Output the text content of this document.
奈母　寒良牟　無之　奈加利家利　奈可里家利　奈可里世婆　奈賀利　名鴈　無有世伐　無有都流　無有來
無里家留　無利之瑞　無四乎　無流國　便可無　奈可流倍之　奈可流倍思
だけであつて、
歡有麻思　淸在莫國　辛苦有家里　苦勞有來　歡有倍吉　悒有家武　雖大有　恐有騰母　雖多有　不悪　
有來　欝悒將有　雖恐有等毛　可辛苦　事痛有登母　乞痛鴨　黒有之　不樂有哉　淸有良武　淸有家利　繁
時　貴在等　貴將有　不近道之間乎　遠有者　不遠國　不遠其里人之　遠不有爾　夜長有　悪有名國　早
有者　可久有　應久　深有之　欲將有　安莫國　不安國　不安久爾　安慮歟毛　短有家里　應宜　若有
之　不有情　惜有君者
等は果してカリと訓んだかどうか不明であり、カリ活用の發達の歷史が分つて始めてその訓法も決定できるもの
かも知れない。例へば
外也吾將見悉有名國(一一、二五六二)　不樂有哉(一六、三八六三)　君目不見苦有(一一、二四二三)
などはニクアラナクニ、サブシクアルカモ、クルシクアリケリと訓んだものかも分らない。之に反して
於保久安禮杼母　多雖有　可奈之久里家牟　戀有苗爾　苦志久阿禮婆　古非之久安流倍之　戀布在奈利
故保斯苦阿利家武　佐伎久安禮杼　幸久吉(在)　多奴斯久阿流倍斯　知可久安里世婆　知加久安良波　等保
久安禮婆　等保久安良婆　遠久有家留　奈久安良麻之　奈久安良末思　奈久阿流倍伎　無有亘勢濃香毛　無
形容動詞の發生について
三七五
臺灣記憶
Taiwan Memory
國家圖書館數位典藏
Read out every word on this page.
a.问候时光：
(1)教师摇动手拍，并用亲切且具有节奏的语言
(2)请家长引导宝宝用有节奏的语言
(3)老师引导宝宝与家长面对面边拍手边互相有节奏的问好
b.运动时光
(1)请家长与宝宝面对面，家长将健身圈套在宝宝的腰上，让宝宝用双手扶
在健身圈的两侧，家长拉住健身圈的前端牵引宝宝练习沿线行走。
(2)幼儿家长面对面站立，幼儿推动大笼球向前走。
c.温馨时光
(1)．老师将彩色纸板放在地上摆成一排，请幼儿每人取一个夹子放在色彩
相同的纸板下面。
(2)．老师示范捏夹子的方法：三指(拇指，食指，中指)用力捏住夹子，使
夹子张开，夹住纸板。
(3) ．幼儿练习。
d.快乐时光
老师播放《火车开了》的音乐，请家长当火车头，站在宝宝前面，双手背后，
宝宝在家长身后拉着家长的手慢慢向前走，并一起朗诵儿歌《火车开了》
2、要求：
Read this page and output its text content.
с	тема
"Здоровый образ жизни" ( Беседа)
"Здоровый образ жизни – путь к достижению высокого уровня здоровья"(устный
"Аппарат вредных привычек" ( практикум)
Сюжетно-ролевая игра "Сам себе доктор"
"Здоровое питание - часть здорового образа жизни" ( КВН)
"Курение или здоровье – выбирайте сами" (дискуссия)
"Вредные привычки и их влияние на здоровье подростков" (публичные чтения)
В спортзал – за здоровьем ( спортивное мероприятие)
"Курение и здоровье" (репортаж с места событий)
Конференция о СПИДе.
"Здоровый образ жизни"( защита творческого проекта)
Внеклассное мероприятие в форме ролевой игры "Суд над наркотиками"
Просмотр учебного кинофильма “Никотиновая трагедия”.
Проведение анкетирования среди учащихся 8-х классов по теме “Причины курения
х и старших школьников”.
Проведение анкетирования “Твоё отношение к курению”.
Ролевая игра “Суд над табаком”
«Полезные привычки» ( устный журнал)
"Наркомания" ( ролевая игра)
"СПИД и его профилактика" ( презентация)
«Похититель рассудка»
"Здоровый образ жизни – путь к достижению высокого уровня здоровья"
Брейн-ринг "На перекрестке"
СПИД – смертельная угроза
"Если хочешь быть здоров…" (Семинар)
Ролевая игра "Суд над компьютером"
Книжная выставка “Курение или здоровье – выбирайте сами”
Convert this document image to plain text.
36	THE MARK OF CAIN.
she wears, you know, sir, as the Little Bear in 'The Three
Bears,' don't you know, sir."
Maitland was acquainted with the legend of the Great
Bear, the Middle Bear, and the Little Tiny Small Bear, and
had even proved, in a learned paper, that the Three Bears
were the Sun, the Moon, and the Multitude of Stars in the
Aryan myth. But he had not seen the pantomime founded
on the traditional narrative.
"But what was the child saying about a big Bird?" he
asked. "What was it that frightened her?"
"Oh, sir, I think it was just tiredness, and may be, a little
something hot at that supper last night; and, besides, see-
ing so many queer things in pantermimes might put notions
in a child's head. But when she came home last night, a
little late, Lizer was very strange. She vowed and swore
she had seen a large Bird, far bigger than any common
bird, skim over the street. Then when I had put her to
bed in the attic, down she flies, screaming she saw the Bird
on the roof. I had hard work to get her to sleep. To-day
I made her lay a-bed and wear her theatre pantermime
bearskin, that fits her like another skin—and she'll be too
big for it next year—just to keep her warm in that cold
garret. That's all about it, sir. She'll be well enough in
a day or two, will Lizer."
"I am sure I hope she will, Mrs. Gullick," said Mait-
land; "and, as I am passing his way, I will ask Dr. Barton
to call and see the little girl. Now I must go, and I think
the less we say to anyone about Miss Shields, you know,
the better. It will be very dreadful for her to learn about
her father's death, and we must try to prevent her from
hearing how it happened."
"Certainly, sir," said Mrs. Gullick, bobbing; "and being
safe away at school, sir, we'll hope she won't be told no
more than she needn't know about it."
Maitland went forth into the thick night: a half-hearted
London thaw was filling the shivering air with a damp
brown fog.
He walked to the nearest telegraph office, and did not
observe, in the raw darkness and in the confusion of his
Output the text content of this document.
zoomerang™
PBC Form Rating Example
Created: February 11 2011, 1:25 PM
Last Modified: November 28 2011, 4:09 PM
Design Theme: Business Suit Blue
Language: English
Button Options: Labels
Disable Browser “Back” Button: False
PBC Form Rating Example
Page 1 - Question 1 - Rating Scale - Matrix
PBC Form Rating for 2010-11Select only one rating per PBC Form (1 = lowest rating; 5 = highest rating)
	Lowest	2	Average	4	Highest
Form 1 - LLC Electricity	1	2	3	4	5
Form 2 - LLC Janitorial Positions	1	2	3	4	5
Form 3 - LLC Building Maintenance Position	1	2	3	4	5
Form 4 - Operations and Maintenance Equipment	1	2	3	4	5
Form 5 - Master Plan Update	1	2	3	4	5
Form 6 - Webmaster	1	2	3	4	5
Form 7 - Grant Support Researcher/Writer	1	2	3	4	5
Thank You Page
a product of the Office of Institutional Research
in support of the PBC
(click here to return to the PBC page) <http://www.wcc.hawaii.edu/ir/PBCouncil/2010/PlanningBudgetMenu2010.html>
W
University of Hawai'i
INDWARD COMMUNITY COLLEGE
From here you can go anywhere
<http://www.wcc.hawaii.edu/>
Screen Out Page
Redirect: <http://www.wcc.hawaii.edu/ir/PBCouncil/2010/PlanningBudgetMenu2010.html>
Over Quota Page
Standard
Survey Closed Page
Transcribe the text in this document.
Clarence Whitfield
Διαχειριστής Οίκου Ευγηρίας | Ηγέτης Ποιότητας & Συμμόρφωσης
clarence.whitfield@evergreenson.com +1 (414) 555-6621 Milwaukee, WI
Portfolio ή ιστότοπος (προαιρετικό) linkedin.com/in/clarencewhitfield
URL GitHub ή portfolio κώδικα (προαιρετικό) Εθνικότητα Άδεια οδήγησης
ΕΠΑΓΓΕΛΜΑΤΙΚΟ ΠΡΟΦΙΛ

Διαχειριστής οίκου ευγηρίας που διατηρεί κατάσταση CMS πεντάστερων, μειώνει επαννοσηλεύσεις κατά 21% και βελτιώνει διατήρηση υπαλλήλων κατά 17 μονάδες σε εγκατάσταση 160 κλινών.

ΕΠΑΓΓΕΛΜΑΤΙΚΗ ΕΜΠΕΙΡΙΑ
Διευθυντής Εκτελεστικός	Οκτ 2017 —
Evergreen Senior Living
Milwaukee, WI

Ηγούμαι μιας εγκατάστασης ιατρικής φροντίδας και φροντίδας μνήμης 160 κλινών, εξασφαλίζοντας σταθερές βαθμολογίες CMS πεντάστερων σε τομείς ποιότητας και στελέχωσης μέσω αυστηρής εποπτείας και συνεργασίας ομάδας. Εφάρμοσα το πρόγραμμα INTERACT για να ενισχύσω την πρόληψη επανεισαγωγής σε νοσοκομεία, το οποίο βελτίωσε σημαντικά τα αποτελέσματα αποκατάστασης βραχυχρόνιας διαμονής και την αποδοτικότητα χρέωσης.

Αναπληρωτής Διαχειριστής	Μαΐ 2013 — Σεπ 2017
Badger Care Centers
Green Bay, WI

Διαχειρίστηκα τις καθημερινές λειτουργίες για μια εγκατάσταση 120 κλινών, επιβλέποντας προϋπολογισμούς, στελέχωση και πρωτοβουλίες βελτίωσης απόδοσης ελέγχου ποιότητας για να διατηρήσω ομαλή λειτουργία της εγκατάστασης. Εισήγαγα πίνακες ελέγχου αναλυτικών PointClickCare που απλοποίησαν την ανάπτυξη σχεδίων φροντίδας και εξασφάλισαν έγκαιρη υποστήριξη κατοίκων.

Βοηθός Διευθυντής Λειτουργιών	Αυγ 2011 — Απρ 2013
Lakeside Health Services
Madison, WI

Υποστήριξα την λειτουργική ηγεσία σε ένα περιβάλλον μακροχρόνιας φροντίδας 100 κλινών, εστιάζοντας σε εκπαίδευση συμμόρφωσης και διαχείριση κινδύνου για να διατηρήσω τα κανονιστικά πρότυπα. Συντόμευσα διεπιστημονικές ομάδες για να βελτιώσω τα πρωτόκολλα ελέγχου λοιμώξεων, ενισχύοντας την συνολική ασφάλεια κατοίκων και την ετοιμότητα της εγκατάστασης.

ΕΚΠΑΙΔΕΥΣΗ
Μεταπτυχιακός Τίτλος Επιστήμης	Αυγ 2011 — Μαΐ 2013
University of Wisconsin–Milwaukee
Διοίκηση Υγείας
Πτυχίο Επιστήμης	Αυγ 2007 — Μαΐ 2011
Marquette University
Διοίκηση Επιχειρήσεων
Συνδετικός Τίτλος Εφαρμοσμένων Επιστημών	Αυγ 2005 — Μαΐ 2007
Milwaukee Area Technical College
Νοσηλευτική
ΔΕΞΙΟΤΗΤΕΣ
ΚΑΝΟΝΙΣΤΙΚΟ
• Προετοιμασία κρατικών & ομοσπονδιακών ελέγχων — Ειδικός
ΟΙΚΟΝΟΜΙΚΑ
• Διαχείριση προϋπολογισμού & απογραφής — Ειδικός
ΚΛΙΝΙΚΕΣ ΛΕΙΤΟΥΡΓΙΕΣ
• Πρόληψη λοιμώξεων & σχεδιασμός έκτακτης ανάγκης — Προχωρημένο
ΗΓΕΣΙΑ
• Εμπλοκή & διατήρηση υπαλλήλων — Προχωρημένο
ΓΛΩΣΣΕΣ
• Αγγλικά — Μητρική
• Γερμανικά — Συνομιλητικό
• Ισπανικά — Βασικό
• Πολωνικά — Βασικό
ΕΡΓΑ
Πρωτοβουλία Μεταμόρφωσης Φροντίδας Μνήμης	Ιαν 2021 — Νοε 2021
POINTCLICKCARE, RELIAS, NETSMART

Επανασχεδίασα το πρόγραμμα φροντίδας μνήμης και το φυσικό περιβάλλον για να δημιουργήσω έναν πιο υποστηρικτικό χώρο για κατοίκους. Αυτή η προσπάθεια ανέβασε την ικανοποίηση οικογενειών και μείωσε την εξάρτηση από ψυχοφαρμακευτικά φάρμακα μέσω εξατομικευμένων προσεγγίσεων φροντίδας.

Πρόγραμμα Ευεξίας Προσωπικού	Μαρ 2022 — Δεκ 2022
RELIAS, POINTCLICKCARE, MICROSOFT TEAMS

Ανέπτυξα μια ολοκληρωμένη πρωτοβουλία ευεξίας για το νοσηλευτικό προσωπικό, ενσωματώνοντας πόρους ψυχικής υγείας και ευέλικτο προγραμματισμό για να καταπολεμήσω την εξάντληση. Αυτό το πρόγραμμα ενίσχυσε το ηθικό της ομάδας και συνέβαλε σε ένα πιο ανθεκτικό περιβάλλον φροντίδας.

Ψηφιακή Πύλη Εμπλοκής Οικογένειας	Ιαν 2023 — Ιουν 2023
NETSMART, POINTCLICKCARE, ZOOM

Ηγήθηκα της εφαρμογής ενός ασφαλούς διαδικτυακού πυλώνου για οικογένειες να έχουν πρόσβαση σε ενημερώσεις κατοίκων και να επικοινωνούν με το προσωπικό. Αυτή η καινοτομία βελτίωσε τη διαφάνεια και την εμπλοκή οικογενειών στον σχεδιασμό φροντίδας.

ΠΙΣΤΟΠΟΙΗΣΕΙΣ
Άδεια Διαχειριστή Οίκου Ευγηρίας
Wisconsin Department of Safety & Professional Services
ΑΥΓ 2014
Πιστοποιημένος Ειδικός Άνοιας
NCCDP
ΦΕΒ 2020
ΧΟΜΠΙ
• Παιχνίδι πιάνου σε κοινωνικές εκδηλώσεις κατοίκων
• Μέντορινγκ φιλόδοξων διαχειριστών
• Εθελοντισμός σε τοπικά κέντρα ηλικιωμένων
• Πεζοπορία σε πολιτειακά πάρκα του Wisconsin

───

» **What you have to do**:
Copy out the lines that hold "Button".

» **Task response**:
Button Options: Labels
Disable Browser “Back” Button: False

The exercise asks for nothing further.